What you should do:
Please set down each of the lines below once more, exactly, omitting all pictures.

Excerpted data:

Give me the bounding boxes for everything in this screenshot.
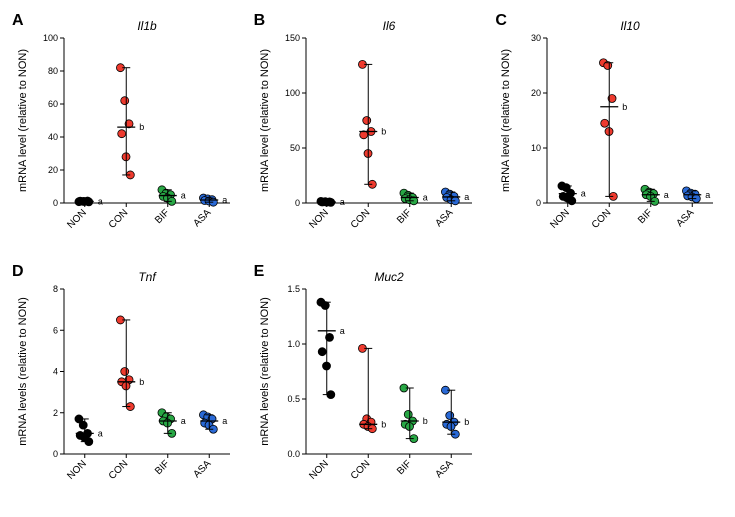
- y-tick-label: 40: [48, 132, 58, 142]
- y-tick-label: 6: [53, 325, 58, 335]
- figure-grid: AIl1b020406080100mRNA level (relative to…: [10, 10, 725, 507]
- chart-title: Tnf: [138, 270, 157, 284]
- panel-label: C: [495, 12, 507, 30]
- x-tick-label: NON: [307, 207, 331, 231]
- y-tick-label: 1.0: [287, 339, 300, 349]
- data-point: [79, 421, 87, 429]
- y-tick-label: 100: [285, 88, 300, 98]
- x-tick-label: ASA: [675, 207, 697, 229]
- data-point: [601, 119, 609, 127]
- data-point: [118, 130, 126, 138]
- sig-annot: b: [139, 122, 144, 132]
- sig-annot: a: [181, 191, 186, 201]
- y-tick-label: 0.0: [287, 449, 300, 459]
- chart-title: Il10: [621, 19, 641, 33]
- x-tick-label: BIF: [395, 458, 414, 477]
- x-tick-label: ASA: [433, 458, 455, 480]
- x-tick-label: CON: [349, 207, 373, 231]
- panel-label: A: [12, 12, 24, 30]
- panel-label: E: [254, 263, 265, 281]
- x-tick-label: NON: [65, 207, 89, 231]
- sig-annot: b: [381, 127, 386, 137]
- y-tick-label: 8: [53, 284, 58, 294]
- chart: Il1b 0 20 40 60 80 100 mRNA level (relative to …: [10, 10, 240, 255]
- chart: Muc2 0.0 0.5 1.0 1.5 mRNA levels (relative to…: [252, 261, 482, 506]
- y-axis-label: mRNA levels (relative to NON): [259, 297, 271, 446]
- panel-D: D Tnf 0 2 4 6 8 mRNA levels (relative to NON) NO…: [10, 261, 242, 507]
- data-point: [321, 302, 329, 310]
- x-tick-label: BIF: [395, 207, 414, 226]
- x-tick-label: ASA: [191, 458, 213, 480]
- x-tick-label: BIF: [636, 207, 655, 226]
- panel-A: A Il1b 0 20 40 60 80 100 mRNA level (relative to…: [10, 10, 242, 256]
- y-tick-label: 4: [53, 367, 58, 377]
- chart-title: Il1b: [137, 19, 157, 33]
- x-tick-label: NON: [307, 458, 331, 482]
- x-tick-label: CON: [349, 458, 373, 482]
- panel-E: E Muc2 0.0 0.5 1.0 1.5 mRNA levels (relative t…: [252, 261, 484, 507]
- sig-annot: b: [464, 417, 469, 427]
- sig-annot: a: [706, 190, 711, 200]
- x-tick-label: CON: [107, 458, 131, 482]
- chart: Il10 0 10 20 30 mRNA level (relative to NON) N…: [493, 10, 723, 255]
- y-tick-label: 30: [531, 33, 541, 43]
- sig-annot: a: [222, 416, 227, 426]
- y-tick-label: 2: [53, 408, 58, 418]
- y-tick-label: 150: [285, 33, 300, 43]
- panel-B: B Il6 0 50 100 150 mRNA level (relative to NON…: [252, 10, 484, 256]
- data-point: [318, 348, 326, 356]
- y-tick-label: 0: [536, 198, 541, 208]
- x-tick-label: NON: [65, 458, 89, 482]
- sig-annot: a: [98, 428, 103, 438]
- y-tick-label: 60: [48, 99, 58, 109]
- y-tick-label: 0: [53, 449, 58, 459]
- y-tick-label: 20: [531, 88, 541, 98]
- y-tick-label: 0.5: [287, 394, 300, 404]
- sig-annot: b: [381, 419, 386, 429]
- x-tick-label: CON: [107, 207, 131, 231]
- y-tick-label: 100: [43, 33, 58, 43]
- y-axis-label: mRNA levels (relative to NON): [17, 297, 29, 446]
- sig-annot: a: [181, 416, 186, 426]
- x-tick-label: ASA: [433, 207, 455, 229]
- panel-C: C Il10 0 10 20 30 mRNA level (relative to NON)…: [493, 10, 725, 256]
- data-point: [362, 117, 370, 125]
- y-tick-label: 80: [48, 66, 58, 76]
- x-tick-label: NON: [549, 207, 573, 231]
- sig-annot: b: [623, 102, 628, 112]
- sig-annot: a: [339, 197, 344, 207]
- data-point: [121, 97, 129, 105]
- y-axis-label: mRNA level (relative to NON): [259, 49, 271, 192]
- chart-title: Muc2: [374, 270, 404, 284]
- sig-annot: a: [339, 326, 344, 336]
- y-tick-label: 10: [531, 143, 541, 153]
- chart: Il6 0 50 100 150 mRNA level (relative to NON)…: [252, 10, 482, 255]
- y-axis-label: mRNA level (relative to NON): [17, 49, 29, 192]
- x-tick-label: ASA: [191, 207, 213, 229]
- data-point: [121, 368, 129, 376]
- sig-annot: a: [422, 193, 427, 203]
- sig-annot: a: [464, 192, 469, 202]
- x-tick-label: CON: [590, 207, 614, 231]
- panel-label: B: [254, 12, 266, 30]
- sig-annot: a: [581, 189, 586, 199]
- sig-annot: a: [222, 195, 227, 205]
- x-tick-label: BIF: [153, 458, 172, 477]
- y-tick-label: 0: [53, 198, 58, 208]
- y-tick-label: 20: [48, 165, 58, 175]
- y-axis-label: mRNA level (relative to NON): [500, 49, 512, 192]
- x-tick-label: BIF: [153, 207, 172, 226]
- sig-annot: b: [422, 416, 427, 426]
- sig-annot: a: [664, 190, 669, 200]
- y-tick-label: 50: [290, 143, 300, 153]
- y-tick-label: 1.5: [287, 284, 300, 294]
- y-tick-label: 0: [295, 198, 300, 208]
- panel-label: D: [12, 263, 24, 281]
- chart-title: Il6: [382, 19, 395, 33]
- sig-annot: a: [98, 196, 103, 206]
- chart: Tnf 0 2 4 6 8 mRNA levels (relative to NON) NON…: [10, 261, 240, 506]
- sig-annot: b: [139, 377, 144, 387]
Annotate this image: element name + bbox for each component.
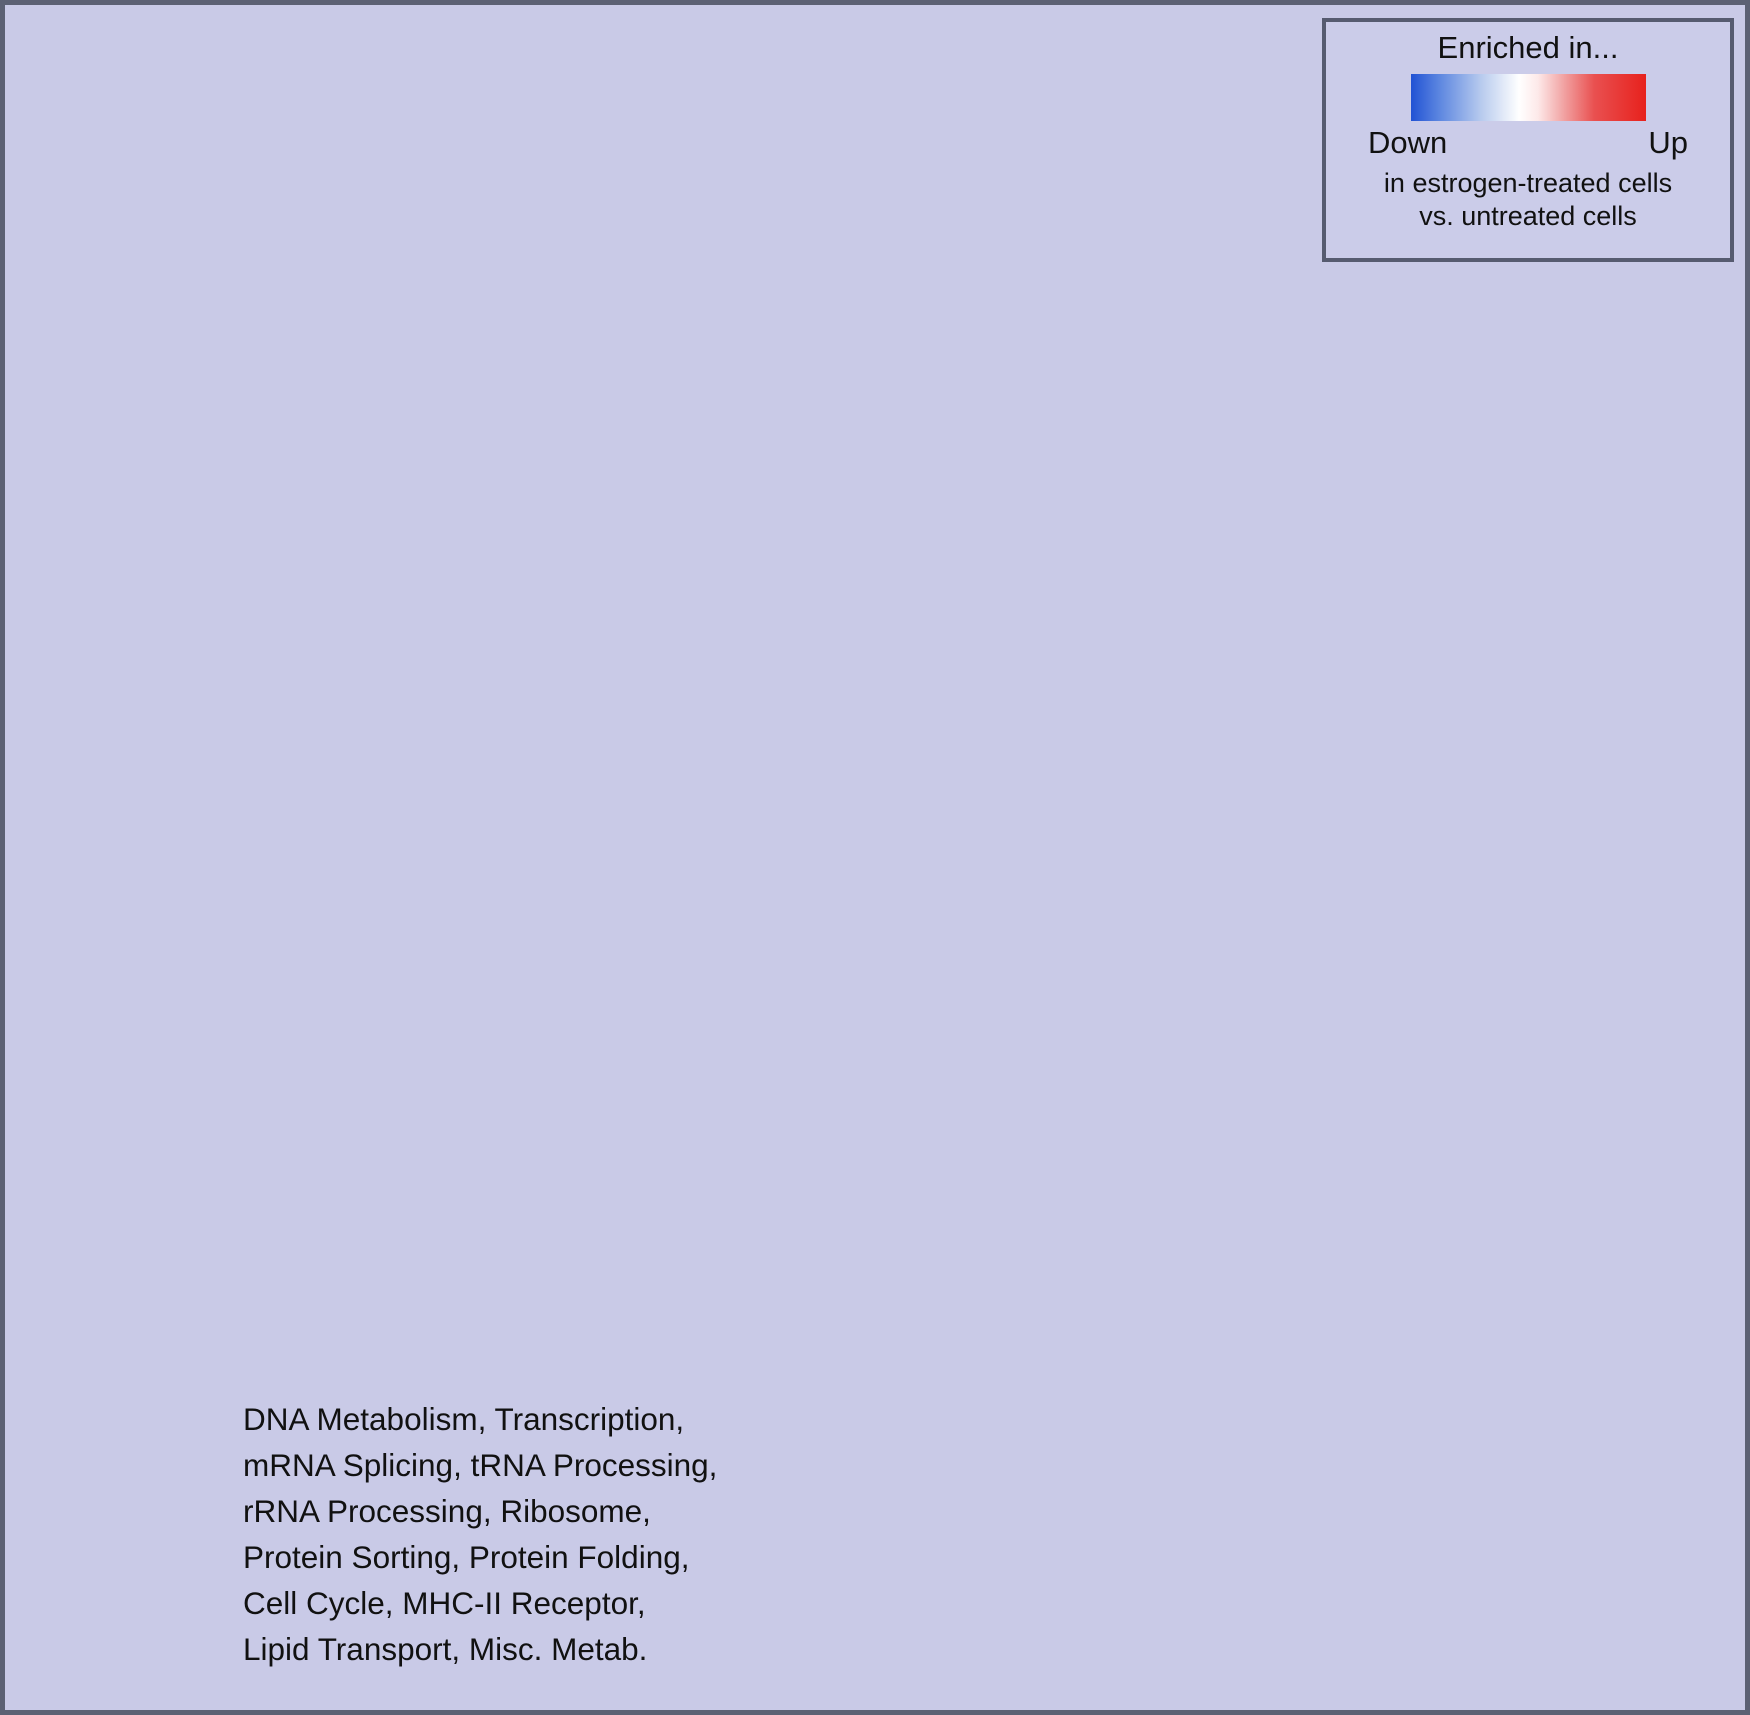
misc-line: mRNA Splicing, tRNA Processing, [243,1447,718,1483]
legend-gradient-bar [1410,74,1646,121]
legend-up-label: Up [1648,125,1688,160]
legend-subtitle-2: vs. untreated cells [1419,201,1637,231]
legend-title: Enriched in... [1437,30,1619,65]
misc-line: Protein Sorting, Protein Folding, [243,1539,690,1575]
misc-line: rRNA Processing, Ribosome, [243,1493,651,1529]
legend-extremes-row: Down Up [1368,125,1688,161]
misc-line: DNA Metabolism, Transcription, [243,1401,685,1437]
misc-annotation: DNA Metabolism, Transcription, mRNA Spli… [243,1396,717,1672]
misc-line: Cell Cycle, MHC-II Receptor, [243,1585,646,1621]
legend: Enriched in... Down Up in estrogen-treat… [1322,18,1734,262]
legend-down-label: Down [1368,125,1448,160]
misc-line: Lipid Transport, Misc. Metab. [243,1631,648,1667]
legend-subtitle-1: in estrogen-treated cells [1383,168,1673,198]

Result of this exercise:
Give me the bounding boxes for everything in this screenshot.
- y-tick-label: 40: [48, 132, 58, 142]
- y-tick-label: 6: [53, 325, 58, 335]
- figure-grid: AIl1b020406080100mRNA level (relative to…: [10, 10, 725, 507]
- chart-title: Tnf: [138, 270, 157, 284]
- panel-label: C: [495, 12, 507, 30]
- x-tick-label: NON: [307, 207, 331, 231]
- y-tick-label: 1.0: [287, 339, 300, 349]
- data-point: [79, 421, 87, 429]
- y-tick-label: 100: [285, 88, 300, 98]
- x-tick-label: ASA: [675, 207, 697, 229]
- data-point: [601, 119, 609, 127]
- data-point: [118, 130, 126, 138]
- sig-annot: b: [139, 122, 144, 132]
- sig-annot: a: [181, 191, 186, 201]
- y-tick-label: 0.0: [287, 449, 300, 459]
- chart-title: Il10: [621, 19, 641, 33]
- x-tick-label: BIF: [395, 458, 414, 477]
- x-tick-label: ASA: [433, 458, 455, 480]
- x-tick-label: CON: [349, 207, 373, 231]
- panel-label: A: [12, 12, 24, 30]
- panel-label: E: [254, 263, 265, 281]
- x-tick-label: NON: [65, 207, 89, 231]
- sig-annot: b: [381, 127, 386, 137]
- y-tick-label: 8: [53, 284, 58, 294]
- chart: Il1b 0 20 40 60 80 100 mRNA level (relative to …: [10, 10, 240, 255]
- chart: Muc2 0.0 0.5 1.0 1.5 mRNA levels (relative to…: [252, 261, 482, 506]
- y-axis-label: mRNA levels (relative to NON): [259, 297, 271, 446]
- panel-D: D Tnf 0 2 4 6 8 mRNA levels (relative to NON) NO…: [10, 261, 242, 507]
- data-point: [321, 302, 329, 310]
- x-tick-label: BIF: [395, 207, 414, 226]
- x-tick-label: ASA: [191, 458, 213, 480]
- x-tick-label: BIF: [636, 207, 655, 226]
- panel-A: A Il1b 0 20 40 60 80 100 mRNA level (relative to…: [10, 10, 242, 256]
- y-tick-label: 4: [53, 367, 58, 377]
- chart-title: Il1b: [137, 19, 157, 33]
- x-tick-label: NON: [307, 458, 331, 482]
- x-tick-label: CON: [349, 458, 373, 482]
- panel-E: E Muc2 0.0 0.5 1.0 1.5 mRNA levels (relative t…: [252, 261, 484, 507]
- sig-annot: b: [464, 417, 469, 427]
- sig-annot: a: [706, 190, 711, 200]
- x-tick-label: CON: [107, 458, 131, 482]
- chart: Il10 0 10 20 30 mRNA level (relative to NON) N…: [493, 10, 723, 255]
- y-tick-label: 30: [531, 33, 541, 43]
- sig-annot: a: [222, 416, 227, 426]
- y-tick-label: 2: [53, 408, 58, 418]
- y-tick-label: 150: [285, 33, 300, 43]
- panel-B: B Il6 0 50 100 150 mRNA level (relative to NON…: [252, 10, 484, 256]
- data-point: [318, 348, 326, 356]
- y-tick-label: 0: [536, 198, 541, 208]
- x-tick-label: NON: [65, 458, 89, 482]
- sig-annot: a: [98, 428, 103, 438]
- y-tick-label: 60: [48, 99, 58, 109]
- y-tick-label: 0: [53, 449, 58, 459]
- y-tick-label: 20: [531, 88, 541, 98]
- y-tick-label: 0.5: [287, 394, 300, 404]
- sig-annot: b: [381, 419, 386, 429]
- x-tick-label: CON: [107, 207, 131, 231]
- y-tick-label: 100: [43, 33, 58, 43]
- y-axis-label: mRNA levels (relative to NON): [17, 297, 29, 446]
- sig-annot: a: [181, 416, 186, 426]
- x-tick-label: ASA: [433, 207, 455, 229]
- panel-C: C Il10 0 10 20 30 mRNA level (relative to NON)…: [493, 10, 725, 256]
- data-point: [362, 117, 370, 125]
- y-tick-label: 80: [48, 66, 58, 76]
- x-tick-label: NON: [549, 207, 573, 231]
- sig-annot: b: [623, 102, 628, 112]
- sig-annot: a: [339, 197, 344, 207]
- data-point: [121, 97, 129, 105]
- y-axis-label: mRNA level (relative to NON): [259, 49, 271, 192]
- chart-title: Muc2: [374, 270, 404, 284]
- sig-annot: a: [339, 326, 344, 336]
- y-tick-label: 10: [531, 143, 541, 153]
- chart: Il6 0 50 100 150 mRNA level (relative to NON)…: [252, 10, 482, 255]
- y-axis-label: mRNA level (relative to NON): [17, 49, 29, 192]
- x-tick-label: ASA: [191, 207, 213, 229]
- data-point: [121, 368, 129, 376]
- sig-annot: a: [422, 193, 427, 203]
- sig-annot: a: [464, 192, 469, 202]
- x-tick-label: CON: [590, 207, 614, 231]
- panel-label: B: [254, 12, 266, 30]
- sig-annot: a: [581, 189, 586, 199]
- sig-annot: a: [222, 195, 227, 205]
- x-tick-label: BIF: [153, 458, 172, 477]
- y-tick-label: 0: [53, 198, 58, 208]
- y-tick-label: 20: [48, 165, 58, 175]
- y-axis-label: mRNA level (relative to NON): [500, 49, 512, 192]
- x-tick-label: BIF: [153, 207, 172, 226]
- sig-annot: b: [422, 416, 427, 426]
- sig-annot: a: [664, 190, 669, 200]
- y-tick-label: 50: [290, 143, 300, 153]
- y-tick-label: 1.5: [287, 284, 300, 294]
- y-tick-label: 0: [295, 198, 300, 208]
- panel-label: D: [12, 263, 24, 281]
- chart-title: Il6: [382, 19, 395, 33]
- sig-annot: a: [98, 196, 103, 206]
- chart: Tnf 0 2 4 6 8 mRNA levels (relative to NON) NON…: [10, 261, 240, 506]
- sig-annot: b: [139, 377, 144, 387]
Annotate this image: element name + bbox for each component.
misc-line: mRNA Splicing, tRNA Processing, [243,1447,718,1483]
legend-gradient-bar [1410,74,1646,121]
legend-up-label: Up [1648,125,1688,160]
legend-subtitle-2: vs. untreated cells [1419,201,1637,231]
legend-title: Enriched in... [1437,30,1619,65]
misc-line: Protein Sorting, Protein Folding, [243,1539,690,1575]
misc-line: rRNA Processing, Ribosome, [243,1493,651,1529]
legend-extremes-row: Down Up [1368,125,1688,161]
misc-line: DNA Metabolism, Transcription, [243,1401,685,1437]
misc-annotation: DNA Metabolism, Transcription, mRNA Spli… [243,1396,717,1672]
misc-line: Cell Cycle, MHC-II Receptor, [243,1585,646,1621]
legend: Enriched in... Down Up in estrogen-treat… [1322,18,1734,262]
legend-down-label: Down [1368,125,1448,160]
misc-line: Lipid Transport, Misc. Metab. [243,1631,648,1667]
legend-subtitle-1: in estrogen-treated cells [1383,168,1673,198]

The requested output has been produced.